__REQUIREMENT__. From the entries provided below, copy each line that contains the word "screenshot".

--*--

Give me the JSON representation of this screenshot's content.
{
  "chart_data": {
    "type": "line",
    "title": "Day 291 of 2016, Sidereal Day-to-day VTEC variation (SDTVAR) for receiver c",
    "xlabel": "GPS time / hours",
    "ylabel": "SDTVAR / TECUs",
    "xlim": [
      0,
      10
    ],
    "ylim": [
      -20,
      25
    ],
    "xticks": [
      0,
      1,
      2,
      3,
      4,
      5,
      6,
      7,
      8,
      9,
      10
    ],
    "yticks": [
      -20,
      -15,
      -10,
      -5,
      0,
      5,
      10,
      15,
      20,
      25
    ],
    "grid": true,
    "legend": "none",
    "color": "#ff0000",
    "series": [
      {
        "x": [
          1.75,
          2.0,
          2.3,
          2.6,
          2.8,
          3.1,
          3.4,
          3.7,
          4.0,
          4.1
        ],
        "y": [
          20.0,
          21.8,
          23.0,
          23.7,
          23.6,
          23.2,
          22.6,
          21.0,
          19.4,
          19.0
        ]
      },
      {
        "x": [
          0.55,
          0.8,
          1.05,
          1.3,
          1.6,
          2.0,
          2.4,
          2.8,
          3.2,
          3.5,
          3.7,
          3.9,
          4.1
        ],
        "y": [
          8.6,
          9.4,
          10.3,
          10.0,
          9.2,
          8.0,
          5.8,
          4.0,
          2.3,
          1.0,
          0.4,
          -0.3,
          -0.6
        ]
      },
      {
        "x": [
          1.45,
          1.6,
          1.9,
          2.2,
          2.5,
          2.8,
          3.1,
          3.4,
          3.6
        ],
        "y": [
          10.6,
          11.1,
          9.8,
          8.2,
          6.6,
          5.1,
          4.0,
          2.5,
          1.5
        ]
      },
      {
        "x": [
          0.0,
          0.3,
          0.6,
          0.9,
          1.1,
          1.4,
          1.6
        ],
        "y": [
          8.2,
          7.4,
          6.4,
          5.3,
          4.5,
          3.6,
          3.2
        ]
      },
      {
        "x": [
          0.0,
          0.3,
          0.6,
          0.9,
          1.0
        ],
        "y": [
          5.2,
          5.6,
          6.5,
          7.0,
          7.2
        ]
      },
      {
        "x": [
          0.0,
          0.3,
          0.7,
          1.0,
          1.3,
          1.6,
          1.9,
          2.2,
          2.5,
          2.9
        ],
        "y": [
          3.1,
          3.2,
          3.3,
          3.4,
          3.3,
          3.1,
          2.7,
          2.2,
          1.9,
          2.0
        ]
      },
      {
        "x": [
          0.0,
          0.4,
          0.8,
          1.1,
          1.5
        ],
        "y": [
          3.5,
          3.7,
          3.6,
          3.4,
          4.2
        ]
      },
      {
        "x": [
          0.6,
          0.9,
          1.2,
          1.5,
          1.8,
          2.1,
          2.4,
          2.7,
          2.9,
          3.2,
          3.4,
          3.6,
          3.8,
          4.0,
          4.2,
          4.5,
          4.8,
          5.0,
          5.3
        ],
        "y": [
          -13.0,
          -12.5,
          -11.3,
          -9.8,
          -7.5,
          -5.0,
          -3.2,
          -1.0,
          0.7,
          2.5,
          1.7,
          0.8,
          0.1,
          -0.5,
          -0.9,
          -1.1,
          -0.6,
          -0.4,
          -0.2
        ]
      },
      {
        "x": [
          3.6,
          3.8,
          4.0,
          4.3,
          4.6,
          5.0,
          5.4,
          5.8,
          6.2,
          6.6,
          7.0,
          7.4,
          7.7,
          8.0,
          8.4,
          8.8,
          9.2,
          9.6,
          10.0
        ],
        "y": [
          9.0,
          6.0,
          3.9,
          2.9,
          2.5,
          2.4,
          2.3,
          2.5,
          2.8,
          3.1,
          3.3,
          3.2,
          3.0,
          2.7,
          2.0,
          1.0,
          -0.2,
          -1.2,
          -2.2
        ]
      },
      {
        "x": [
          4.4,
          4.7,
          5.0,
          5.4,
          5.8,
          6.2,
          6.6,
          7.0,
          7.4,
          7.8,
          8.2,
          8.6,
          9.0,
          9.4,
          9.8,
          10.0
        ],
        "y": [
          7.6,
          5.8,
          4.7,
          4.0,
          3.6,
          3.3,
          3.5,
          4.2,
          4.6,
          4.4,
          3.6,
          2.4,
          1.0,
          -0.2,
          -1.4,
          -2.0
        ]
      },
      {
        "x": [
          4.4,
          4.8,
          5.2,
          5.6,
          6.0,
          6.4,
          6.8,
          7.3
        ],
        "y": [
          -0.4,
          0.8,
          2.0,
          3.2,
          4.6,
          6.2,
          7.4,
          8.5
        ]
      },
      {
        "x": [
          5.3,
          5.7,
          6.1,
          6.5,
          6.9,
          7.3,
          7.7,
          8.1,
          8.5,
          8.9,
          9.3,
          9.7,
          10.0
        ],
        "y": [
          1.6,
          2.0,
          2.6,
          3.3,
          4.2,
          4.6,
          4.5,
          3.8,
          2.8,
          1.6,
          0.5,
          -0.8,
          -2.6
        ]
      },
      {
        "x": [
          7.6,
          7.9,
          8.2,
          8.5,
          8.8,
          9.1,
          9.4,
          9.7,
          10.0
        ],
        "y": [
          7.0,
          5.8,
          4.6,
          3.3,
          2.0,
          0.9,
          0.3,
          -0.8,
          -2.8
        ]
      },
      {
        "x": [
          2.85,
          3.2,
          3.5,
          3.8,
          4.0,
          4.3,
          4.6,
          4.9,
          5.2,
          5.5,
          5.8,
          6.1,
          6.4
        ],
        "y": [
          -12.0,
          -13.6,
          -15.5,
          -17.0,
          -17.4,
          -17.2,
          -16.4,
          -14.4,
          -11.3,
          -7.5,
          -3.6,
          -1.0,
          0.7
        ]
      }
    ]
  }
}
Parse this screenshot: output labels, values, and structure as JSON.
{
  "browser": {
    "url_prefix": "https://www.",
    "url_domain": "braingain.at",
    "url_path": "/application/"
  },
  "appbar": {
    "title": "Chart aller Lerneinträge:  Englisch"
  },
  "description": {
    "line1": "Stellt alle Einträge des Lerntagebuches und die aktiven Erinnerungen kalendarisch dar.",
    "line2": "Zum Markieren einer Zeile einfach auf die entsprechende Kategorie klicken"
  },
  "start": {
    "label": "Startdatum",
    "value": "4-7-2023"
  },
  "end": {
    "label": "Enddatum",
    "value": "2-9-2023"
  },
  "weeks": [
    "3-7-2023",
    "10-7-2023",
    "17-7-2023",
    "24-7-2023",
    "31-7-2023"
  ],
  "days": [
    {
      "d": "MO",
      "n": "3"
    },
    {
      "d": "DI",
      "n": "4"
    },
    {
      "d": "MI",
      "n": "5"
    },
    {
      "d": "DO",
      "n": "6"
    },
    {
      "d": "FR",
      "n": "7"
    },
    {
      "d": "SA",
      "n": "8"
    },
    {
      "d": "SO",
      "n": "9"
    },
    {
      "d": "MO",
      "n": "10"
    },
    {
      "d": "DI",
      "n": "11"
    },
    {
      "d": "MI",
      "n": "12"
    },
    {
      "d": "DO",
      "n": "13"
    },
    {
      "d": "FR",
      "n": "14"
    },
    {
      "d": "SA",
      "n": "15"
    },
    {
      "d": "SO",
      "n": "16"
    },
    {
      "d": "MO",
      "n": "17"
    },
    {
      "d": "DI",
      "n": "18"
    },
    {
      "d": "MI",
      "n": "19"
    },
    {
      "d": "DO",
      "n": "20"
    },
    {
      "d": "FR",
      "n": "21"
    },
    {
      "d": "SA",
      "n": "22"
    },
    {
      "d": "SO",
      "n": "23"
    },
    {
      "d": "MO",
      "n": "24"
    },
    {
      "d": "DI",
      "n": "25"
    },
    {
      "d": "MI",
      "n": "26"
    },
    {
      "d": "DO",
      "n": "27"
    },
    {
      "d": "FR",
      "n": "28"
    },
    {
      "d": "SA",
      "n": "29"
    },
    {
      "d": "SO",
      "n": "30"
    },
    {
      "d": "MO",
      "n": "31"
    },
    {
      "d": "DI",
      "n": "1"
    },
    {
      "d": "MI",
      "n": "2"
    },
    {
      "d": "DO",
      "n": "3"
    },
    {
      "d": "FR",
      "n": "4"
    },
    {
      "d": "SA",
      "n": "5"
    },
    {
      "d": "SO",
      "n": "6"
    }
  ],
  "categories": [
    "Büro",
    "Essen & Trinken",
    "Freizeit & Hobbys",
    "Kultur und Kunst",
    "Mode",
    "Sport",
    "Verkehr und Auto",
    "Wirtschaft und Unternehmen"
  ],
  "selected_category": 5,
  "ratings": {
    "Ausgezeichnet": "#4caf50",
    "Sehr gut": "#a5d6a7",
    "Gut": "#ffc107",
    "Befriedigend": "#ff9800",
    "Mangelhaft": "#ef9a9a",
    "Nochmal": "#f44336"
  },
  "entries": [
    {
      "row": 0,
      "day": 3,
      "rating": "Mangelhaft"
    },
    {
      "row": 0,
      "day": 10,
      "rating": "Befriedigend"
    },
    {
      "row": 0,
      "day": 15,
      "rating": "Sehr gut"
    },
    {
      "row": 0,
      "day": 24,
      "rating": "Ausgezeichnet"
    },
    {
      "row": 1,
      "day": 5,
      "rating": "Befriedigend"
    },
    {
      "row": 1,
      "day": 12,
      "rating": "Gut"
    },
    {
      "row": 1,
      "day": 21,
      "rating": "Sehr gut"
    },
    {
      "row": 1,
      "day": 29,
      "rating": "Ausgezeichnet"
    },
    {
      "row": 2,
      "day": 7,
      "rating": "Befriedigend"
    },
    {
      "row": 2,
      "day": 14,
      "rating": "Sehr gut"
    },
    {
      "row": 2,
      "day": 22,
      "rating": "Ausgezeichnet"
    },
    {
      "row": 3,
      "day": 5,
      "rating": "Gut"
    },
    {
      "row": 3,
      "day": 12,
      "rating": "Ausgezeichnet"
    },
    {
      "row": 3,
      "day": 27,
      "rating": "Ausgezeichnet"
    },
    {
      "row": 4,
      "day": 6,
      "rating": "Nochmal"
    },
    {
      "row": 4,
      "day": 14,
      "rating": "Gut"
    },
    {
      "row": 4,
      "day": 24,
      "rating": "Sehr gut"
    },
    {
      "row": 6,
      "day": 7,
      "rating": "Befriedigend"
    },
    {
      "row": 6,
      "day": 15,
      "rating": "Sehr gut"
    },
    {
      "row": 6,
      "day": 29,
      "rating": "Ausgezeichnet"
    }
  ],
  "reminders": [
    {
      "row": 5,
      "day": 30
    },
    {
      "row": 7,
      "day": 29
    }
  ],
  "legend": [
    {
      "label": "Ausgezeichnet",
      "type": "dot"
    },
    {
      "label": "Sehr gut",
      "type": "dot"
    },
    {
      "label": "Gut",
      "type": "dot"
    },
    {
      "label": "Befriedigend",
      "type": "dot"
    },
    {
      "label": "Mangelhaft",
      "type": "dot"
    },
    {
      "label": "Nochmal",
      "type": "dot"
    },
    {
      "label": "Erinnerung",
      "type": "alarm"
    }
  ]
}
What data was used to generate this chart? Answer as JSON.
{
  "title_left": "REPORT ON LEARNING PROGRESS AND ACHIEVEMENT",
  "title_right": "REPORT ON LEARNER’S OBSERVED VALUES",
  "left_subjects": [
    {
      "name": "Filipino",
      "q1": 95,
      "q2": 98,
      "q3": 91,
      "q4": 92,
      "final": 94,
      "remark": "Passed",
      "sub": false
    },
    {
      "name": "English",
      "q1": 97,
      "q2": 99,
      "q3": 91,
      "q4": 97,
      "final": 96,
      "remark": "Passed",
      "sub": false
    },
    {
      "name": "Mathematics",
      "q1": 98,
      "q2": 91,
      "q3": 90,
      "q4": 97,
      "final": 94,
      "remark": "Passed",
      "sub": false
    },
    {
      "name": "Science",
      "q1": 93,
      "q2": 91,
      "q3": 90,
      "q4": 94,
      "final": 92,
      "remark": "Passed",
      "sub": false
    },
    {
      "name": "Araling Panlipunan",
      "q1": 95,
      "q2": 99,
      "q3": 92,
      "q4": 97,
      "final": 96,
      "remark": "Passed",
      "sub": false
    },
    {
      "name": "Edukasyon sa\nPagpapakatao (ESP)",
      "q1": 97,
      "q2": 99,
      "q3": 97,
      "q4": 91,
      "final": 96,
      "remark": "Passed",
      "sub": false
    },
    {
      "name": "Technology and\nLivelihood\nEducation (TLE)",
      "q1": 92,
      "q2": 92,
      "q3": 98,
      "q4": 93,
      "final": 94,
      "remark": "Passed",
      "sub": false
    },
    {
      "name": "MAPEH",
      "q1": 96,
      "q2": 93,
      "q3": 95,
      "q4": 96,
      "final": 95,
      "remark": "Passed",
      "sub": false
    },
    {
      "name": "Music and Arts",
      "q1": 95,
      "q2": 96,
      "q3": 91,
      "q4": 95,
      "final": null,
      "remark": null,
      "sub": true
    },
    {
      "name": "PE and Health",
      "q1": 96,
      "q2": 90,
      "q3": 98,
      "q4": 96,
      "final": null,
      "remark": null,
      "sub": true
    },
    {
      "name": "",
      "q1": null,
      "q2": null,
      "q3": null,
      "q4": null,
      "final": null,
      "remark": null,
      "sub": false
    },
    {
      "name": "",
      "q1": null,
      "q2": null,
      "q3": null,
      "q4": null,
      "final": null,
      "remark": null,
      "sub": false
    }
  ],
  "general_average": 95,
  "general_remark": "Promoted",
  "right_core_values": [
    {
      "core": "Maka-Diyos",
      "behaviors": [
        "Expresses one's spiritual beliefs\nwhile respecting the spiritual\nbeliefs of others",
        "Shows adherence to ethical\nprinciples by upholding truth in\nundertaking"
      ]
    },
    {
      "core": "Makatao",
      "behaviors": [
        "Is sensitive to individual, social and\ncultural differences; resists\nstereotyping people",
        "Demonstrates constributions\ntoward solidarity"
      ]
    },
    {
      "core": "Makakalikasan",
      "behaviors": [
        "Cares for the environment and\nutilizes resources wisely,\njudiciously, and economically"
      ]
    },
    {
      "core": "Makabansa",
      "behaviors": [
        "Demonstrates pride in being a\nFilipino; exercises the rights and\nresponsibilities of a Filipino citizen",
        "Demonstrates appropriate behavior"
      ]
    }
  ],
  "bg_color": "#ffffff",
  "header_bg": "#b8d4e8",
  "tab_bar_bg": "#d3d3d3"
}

--*--

__THE REPLY__.
Give me the JSON representation of this screenshot's content.
Parse this screenshot: output labels, values, and structure as JSON.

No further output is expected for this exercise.